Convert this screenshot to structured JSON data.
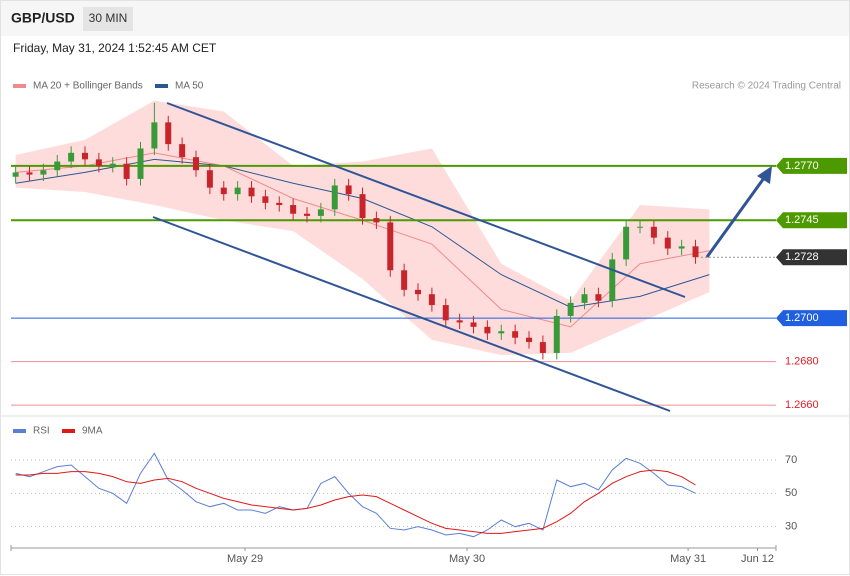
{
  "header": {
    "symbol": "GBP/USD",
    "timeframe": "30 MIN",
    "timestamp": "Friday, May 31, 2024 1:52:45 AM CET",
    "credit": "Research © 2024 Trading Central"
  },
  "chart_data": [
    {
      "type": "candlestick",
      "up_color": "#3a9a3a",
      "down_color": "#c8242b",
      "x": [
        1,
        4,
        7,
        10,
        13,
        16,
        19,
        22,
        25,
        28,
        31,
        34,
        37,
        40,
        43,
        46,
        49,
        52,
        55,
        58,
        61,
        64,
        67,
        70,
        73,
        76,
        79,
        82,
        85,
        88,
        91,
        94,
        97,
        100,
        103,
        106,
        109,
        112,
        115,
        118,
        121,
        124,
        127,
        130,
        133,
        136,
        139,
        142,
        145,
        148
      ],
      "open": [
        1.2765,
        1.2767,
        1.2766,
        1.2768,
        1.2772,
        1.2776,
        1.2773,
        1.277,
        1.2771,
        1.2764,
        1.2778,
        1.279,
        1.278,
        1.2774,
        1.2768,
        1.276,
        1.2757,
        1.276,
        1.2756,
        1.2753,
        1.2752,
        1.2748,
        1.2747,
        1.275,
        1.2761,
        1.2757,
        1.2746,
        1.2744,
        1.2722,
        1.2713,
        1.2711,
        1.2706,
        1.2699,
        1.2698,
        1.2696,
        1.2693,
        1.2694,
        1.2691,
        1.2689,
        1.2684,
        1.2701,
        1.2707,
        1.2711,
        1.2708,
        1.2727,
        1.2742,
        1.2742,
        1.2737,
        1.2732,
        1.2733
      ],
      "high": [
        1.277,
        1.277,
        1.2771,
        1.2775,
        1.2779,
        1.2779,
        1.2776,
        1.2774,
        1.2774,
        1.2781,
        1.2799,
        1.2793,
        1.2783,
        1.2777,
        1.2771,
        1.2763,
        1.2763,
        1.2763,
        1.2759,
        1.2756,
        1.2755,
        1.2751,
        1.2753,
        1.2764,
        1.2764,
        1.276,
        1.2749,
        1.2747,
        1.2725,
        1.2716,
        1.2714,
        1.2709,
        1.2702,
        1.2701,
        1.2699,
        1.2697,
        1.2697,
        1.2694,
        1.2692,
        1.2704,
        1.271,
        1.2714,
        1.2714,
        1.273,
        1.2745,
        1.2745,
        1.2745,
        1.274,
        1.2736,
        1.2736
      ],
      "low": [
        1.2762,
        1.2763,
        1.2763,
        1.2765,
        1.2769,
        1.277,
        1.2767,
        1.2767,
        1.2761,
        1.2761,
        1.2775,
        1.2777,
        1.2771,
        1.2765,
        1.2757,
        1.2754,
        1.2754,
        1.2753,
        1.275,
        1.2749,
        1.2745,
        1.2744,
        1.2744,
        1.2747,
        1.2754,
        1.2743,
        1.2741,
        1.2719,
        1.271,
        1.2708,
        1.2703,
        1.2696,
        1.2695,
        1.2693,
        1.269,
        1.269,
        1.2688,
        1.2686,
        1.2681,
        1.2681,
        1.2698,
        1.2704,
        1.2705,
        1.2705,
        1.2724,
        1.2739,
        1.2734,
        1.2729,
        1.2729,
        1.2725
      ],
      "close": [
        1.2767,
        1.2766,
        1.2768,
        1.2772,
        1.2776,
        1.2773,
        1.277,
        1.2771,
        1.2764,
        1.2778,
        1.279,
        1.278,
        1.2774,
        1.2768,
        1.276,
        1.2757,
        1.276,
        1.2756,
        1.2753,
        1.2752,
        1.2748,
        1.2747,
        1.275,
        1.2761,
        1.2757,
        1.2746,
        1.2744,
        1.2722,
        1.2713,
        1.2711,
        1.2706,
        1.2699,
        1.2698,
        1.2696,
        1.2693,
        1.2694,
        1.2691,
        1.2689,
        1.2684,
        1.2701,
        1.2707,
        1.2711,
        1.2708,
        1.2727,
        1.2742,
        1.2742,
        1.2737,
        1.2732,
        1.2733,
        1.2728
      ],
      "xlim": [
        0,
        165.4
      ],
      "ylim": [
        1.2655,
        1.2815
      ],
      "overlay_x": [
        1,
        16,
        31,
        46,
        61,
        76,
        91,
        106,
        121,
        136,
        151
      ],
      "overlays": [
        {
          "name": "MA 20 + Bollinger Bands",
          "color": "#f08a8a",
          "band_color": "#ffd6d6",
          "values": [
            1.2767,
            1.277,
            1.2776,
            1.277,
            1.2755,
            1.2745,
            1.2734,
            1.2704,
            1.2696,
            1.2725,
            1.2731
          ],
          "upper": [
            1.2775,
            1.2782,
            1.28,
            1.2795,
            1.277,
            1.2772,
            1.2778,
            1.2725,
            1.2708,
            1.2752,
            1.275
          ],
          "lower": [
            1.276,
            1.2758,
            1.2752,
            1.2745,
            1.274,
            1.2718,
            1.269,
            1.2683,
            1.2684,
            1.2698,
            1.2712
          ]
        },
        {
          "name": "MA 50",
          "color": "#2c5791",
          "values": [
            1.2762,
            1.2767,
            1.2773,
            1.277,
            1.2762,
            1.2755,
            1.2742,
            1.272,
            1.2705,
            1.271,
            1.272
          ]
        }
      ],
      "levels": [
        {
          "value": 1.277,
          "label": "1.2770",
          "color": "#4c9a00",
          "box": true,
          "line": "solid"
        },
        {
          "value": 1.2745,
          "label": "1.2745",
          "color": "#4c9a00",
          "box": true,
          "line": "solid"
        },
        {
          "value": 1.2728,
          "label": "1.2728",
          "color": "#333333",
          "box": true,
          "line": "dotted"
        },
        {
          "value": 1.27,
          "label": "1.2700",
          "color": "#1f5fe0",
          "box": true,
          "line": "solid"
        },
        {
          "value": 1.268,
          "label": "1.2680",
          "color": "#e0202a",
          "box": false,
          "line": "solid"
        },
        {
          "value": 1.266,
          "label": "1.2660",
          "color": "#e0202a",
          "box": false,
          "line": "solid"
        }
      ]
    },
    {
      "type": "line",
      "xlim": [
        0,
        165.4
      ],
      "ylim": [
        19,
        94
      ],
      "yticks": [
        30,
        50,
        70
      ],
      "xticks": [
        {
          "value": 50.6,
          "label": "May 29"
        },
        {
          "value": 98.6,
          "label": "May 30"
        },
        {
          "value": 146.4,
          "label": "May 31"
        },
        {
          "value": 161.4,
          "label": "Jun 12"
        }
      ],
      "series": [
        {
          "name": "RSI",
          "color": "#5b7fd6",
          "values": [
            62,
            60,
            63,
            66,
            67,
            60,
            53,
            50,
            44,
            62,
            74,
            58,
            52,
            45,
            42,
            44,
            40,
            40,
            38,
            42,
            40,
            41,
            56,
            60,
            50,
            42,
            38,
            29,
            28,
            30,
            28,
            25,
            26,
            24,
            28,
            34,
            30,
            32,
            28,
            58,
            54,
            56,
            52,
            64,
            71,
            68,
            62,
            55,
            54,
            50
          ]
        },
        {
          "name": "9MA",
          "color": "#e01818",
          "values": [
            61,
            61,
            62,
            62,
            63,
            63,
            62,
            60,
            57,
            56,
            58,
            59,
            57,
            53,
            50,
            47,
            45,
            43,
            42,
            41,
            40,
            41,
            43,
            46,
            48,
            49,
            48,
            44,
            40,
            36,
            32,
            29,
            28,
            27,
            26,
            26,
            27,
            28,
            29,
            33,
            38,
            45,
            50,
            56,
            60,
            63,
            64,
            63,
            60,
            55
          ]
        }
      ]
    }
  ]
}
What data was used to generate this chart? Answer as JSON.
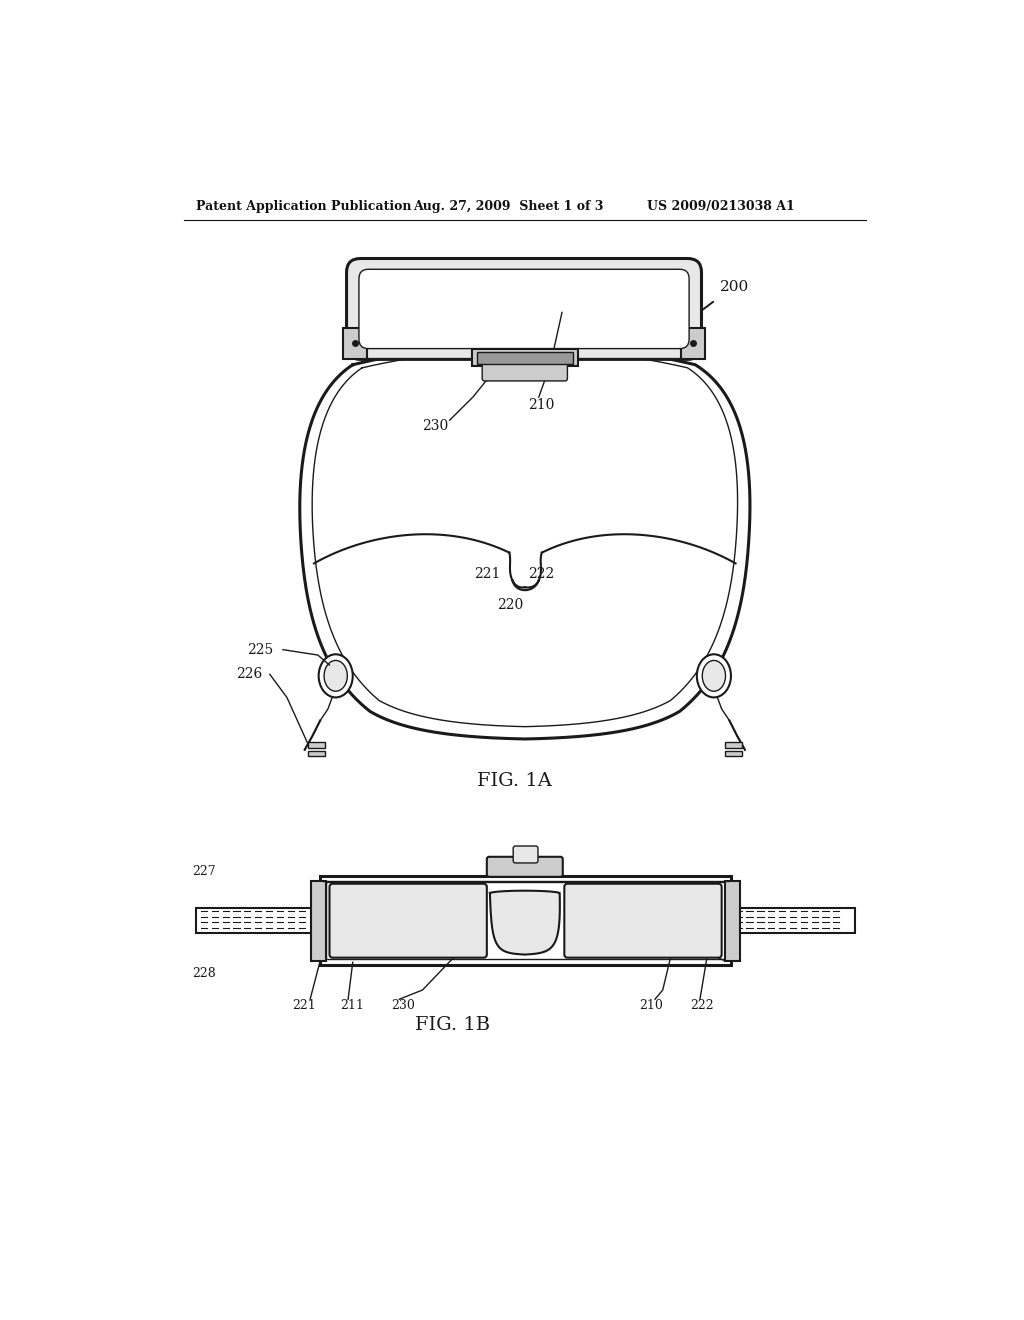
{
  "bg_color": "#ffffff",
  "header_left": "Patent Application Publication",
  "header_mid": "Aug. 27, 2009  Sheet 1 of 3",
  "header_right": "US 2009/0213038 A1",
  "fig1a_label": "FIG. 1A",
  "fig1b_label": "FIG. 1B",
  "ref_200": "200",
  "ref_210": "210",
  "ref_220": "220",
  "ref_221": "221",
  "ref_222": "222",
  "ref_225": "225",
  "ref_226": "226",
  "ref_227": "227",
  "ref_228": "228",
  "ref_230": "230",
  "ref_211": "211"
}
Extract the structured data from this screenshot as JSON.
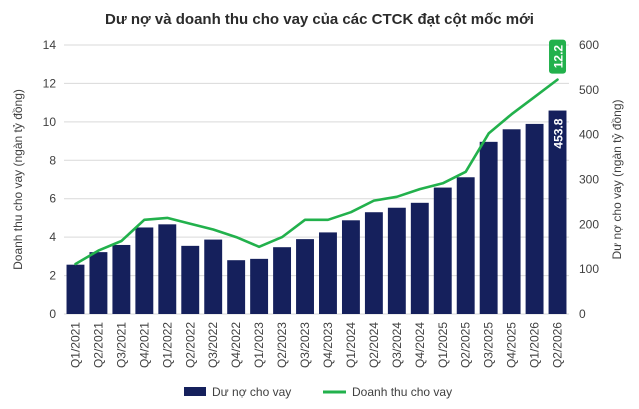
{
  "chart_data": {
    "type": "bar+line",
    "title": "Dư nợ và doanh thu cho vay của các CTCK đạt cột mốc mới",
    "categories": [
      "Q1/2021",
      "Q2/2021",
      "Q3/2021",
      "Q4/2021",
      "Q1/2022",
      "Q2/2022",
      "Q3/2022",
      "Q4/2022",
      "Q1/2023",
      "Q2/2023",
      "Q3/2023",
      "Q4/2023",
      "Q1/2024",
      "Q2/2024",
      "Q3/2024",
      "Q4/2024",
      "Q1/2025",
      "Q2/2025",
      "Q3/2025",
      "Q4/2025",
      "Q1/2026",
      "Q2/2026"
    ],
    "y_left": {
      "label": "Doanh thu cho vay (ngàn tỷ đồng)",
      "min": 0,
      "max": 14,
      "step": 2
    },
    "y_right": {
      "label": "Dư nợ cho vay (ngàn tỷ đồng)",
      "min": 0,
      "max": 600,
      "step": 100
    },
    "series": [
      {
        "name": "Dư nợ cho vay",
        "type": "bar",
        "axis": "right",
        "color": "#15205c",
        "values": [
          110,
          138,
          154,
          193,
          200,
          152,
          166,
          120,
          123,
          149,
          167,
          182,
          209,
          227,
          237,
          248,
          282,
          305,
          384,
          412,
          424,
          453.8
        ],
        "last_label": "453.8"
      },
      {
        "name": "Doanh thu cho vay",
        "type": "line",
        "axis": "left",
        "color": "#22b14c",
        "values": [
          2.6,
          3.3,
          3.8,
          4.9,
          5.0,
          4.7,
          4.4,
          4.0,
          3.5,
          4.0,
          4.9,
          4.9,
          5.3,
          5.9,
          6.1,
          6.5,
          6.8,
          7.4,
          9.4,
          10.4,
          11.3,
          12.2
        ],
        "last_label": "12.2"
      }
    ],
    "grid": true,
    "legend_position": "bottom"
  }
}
○ ○ ○ ○ ○
■ **What to do**
Scan the lines for the string "screenshot". Copy out each line that matches.

■ **Worked answer**
Convert this screenshot to structured JSON data.
Extract the structured data from this screenshot as JSON.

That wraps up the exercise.